** START Records shown **

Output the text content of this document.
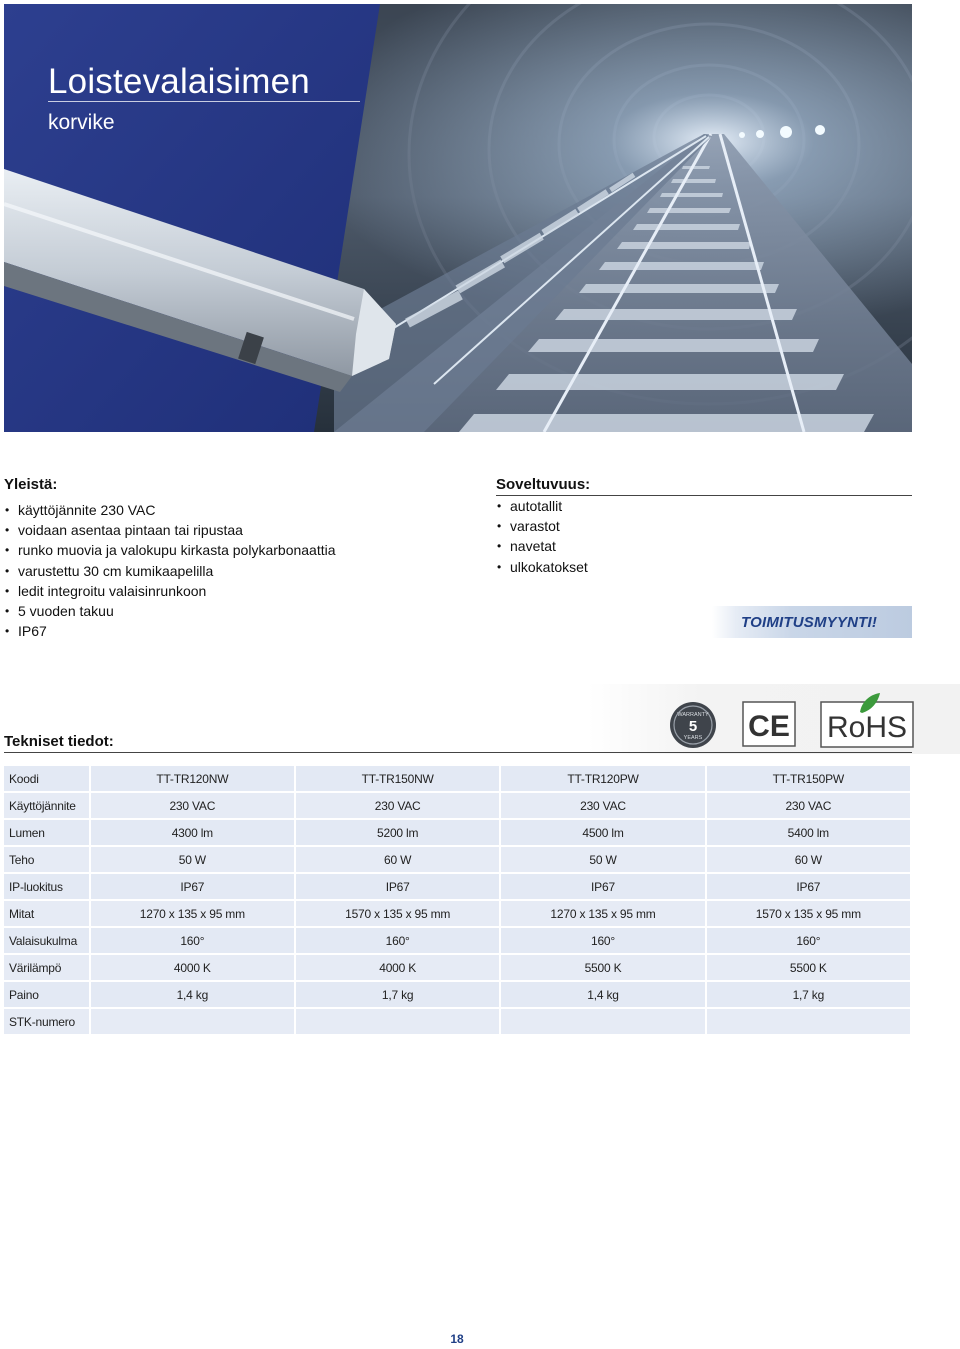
Loistevalaisimen
korvike
Yleistä:
• käyttöjännite 230 VAC
• voidaan asentaa pintaan tai ripustaa
• runko muovia ja valokupu kirkasta polykarbonaattia
• varustettu 30 cm kumikaapelilla
• ledit integroitu valaisinrunkoon
• 5 vuoden takuu
• IP67
Soveltuvuus:
• autotallit
• varastot
• navetat
• ulkokatokset
TOIMITUSMYYNTI!
WARRANTY
5
YEARS CE RoHS
Tekniset tiedot:
Koodi	TT-TR120NW	TT-TR150NW	TT-TR120PW	TT-TR150PW
Käyttöjännite	230 VAC	230 VAC	230 VAC	230 VAC
Lumen	4300 lm	5200 lm	4500 lm	5400 lm
Teho	50 W	60 W	50 W	60 W
IP-luokitus	IP67	IP67	IP67	IP67
Mitat	1270 x 135 x 95 mm	1570 x 135 x 95 mm	1270 x 135 x 95 mm	1570 x 135 x 95 mm
Valaisukulma	160°	160°	160°	160°
Värilämpö	4000 K	4000 K	5500 K	5500 K
Paino	1,4 kg	1,7 kg	1,4 kg	1,7 kg
STK-numero				
18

** END Records shown **

▸ **The request**
Transcribe the records above verbatim. Do not carry over any picture.

▸ **Written reply**
Output the text content of this document.
Loistevalaisimen
korvike
Yleistä:
• käyttöjännite 230 VAC
• voidaan asentaa pintaan tai ripustaa
• runko muovia ja valokupu kirkasta polykarbonaattia
• varustettu 30 cm kumikaapelilla
• ledit integroitu valaisinrunkoon
• 5 vuoden takuu
• IP67
Soveltuvuus:
• autotallit
• varastot
• navetat
• ulkokatokset
TOIMITUSMYYNTI!
WARRANTY
5
YEARS CE RoHS
Tekniset tiedot:
Koodi	TT-TR120NW	TT-TR150NW	TT-TR120PW	TT-TR150PW
Käyttöjännite	230 VAC	230 VAC	230 VAC	230 VAC
Lumen	4300 lm	5200 lm	4500 lm	5400 lm
Teho	50 W	60 W	50 W	60 W
IP-luokitus	IP67	IP67	IP67	IP67
Mitat	1270 x 135 x 95 mm	1570 x 135 x 95 mm	1270 x 135 x 95 mm	1570 x 135 x 95 mm
Valaisukulma	160°	160°	160°	160°
Värilämpö	4000 K	4000 K	5500 K	5500 K
Paino	1,4 kg	1,7 kg	1,4 kg	1,7 kg
STK-numero				
18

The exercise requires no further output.